### [GIVEN DATA]

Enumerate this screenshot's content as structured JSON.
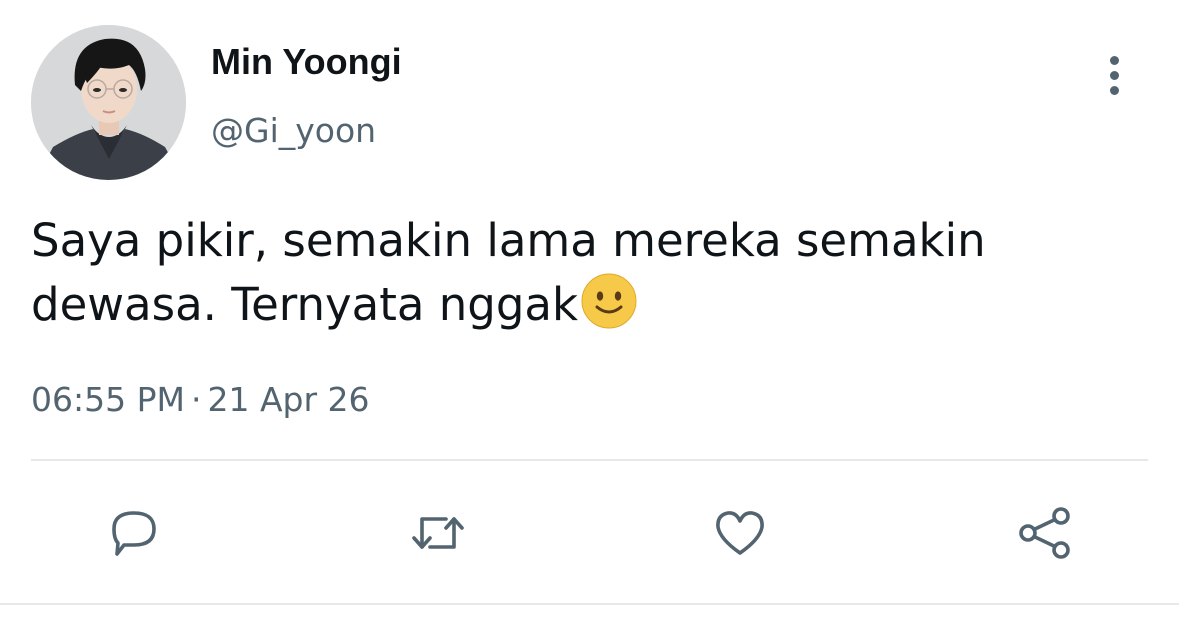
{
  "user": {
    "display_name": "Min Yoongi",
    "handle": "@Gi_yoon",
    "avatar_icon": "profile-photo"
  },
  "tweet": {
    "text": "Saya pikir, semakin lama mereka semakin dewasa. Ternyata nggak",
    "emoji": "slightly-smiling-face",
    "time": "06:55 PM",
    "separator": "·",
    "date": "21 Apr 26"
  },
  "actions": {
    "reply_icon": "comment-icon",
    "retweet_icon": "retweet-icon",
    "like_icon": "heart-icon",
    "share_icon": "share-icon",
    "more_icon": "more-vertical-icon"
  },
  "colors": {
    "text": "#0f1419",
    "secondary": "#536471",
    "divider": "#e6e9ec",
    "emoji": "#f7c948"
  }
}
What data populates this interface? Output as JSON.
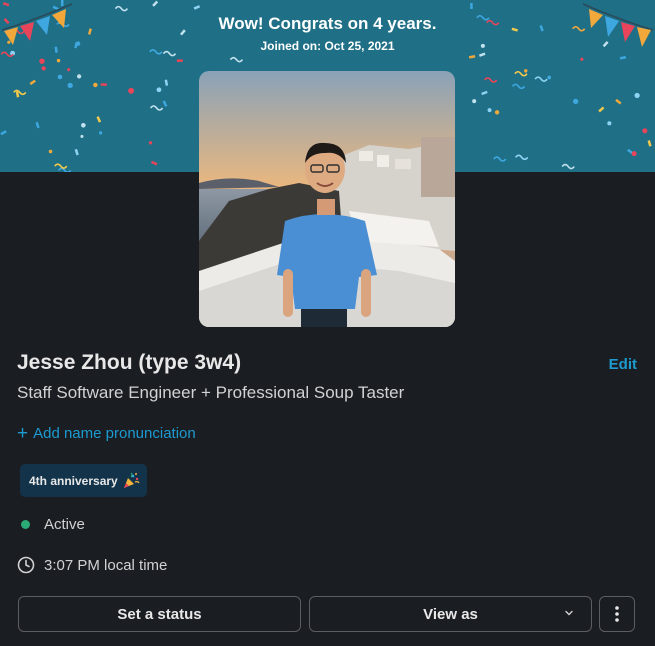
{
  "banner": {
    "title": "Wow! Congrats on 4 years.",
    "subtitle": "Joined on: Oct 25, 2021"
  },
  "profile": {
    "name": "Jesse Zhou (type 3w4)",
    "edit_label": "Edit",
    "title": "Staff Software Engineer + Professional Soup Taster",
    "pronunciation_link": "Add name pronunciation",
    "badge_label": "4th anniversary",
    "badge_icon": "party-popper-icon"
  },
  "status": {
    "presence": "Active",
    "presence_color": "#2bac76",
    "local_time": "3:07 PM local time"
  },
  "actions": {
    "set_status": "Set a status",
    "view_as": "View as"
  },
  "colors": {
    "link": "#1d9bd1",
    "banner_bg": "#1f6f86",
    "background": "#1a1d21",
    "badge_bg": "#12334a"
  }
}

### [EXERCISE TASK]
Copy out the data above exactly, except the pictures.

### [FULL SOLUTION]
Enumerate this screenshot's content as structured JSON.
{
  "user": {
    "display_name": "Min Yoongi",
    "handle": "@Gi_yoon",
    "avatar_icon": "profile-photo"
  },
  "tweet": {
    "text": "Saya pikir, semakin lama mereka semakin dewasa. Ternyata nggak",
    "emoji": "slightly-smiling-face",
    "time": "06:55 PM",
    "separator": "·",
    "date": "21 Apr 26"
  },
  "actions": {
    "reply_icon": "comment-icon",
    "retweet_icon": "retweet-icon",
    "like_icon": "heart-icon",
    "share_icon": "share-icon",
    "more_icon": "more-vertical-icon"
  },
  "colors": {
    "text": "#0f1419",
    "secondary": "#536471",
    "divider": "#e6e9ec",
    "emoji": "#f7c948"
  }
}
What data populates this interface? Output as JSON.
{
  "banner": {
    "title": "Wow! Congrats on 4 years.",
    "subtitle": "Joined on: Oct 25, 2021"
  },
  "profile": {
    "name": "Jesse Zhou (type 3w4)",
    "edit_label": "Edit",
    "title": "Staff Software Engineer + Professional Soup Taster",
    "pronunciation_link": "Add name pronunciation",
    "badge_label": "4th anniversary",
    "badge_icon": "party-popper-icon"
  },
  "status": {
    "presence": "Active",
    "presence_color": "#2bac76",
    "local_time": "3:07 PM local time"
  },
  "actions": {
    "set_status": "Set a status",
    "view_as": "View as"
  },
  "colors": {
    "link": "#1d9bd1",
    "banner_bg": "#1f6f86",
    "background": "#1a1d21",
    "badge_bg": "#12334a"
  }
}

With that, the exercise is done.